Copy out all the lines in the records that include the word "normally".

==========

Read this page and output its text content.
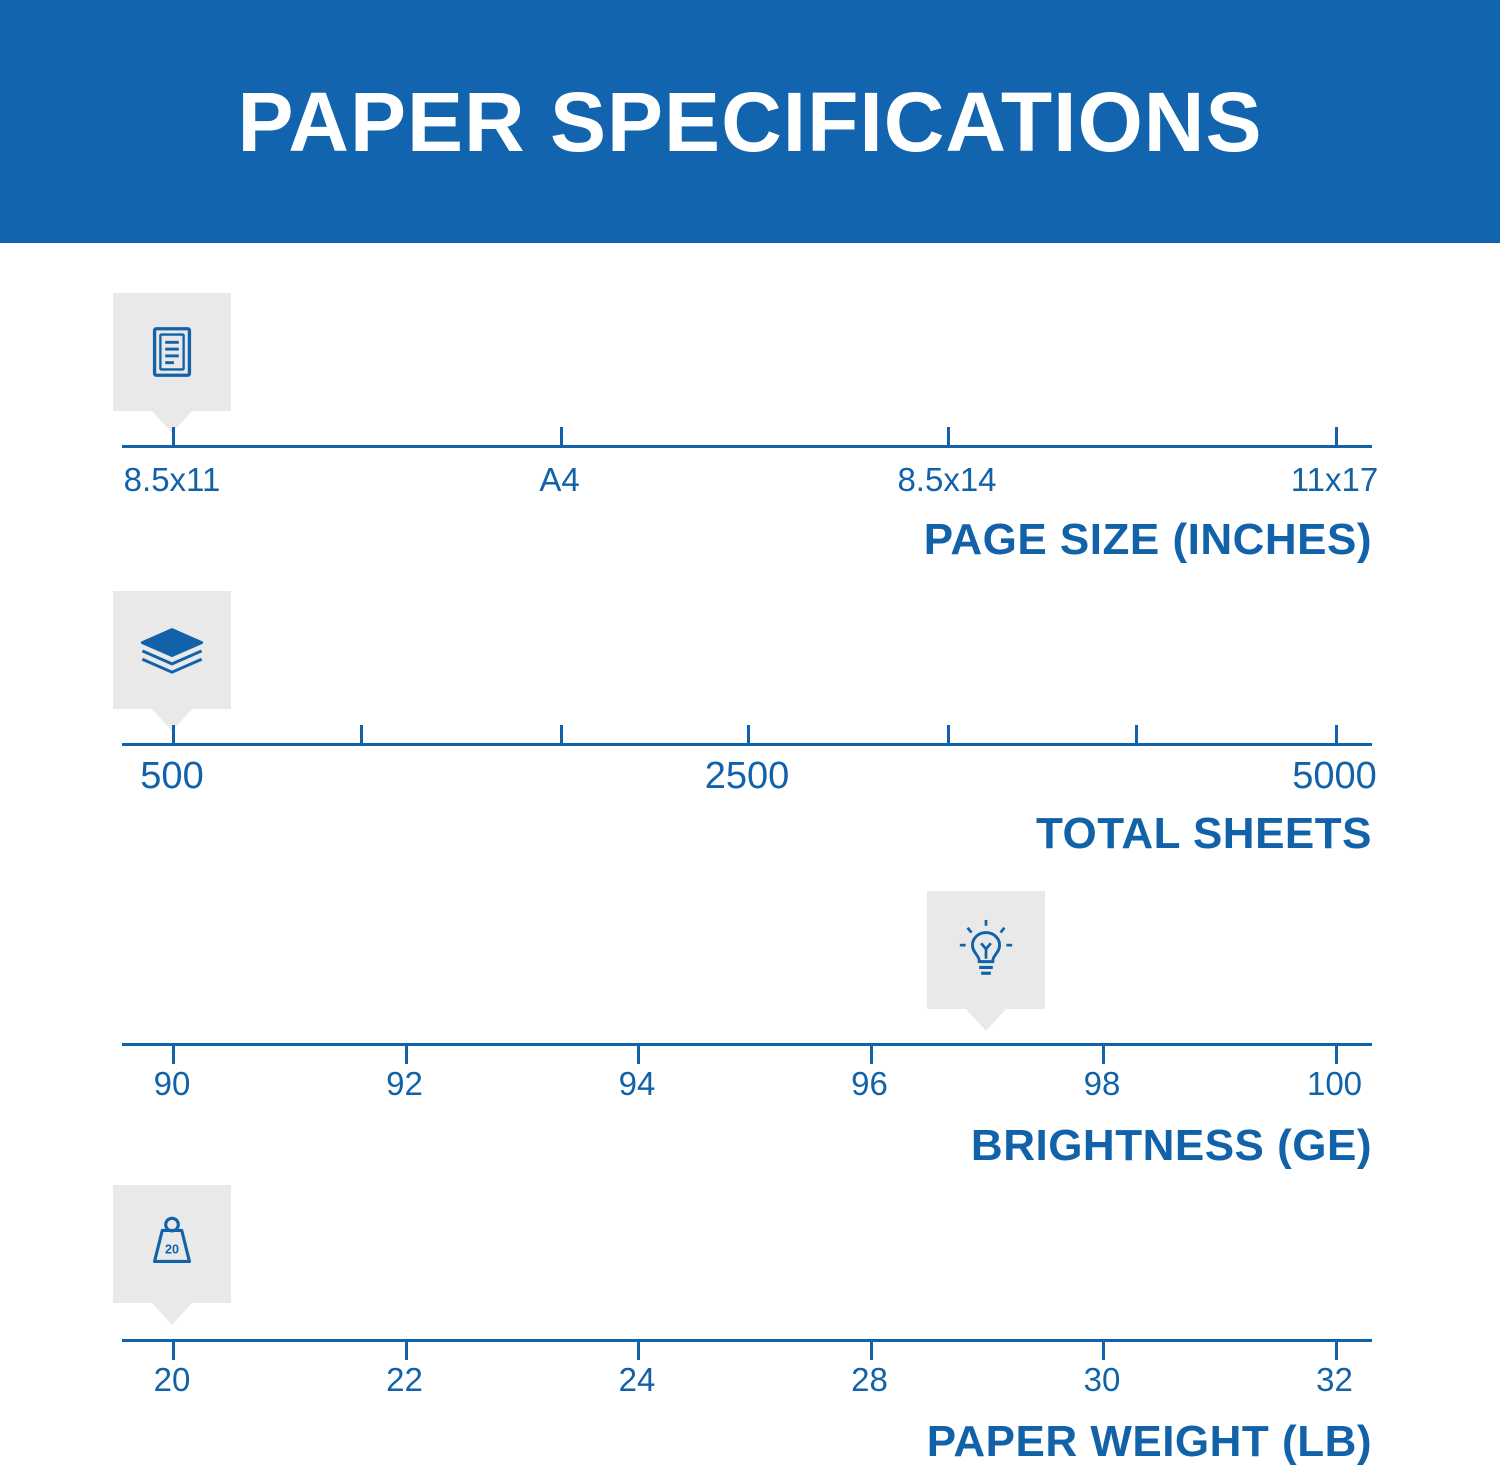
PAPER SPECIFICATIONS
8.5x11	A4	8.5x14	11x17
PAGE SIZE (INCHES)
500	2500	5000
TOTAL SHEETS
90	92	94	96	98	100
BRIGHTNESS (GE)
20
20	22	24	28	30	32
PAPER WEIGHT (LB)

==========

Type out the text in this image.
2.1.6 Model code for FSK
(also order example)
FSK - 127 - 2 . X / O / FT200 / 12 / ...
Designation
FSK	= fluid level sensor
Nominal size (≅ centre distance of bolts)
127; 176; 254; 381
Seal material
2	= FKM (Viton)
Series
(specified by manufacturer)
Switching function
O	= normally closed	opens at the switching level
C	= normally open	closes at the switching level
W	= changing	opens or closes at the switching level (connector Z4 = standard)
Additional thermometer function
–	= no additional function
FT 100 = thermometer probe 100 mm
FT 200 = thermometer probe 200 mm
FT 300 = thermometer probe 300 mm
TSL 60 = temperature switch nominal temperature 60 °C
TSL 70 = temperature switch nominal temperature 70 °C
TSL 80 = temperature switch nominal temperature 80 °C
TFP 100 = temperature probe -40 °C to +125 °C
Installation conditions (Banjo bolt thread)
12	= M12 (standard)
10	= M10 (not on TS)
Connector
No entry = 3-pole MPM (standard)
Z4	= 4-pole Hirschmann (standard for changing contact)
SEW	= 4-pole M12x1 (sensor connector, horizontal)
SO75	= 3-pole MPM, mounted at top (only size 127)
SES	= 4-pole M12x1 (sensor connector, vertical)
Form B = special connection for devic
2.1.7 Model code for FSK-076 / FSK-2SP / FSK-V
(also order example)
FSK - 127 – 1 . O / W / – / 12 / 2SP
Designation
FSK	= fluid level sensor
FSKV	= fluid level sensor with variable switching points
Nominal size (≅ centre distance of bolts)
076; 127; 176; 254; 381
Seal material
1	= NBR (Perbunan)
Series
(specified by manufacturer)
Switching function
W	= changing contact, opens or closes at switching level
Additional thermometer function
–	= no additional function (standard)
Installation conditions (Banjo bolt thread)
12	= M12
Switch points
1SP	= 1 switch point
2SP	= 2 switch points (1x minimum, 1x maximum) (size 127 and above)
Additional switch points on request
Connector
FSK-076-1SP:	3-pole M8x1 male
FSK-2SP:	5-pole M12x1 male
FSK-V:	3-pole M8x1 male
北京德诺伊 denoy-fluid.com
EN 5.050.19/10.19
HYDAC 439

==========

- [Task response]
O	= normally closed	opens at the switching level
C	= normally open	closes at the switching level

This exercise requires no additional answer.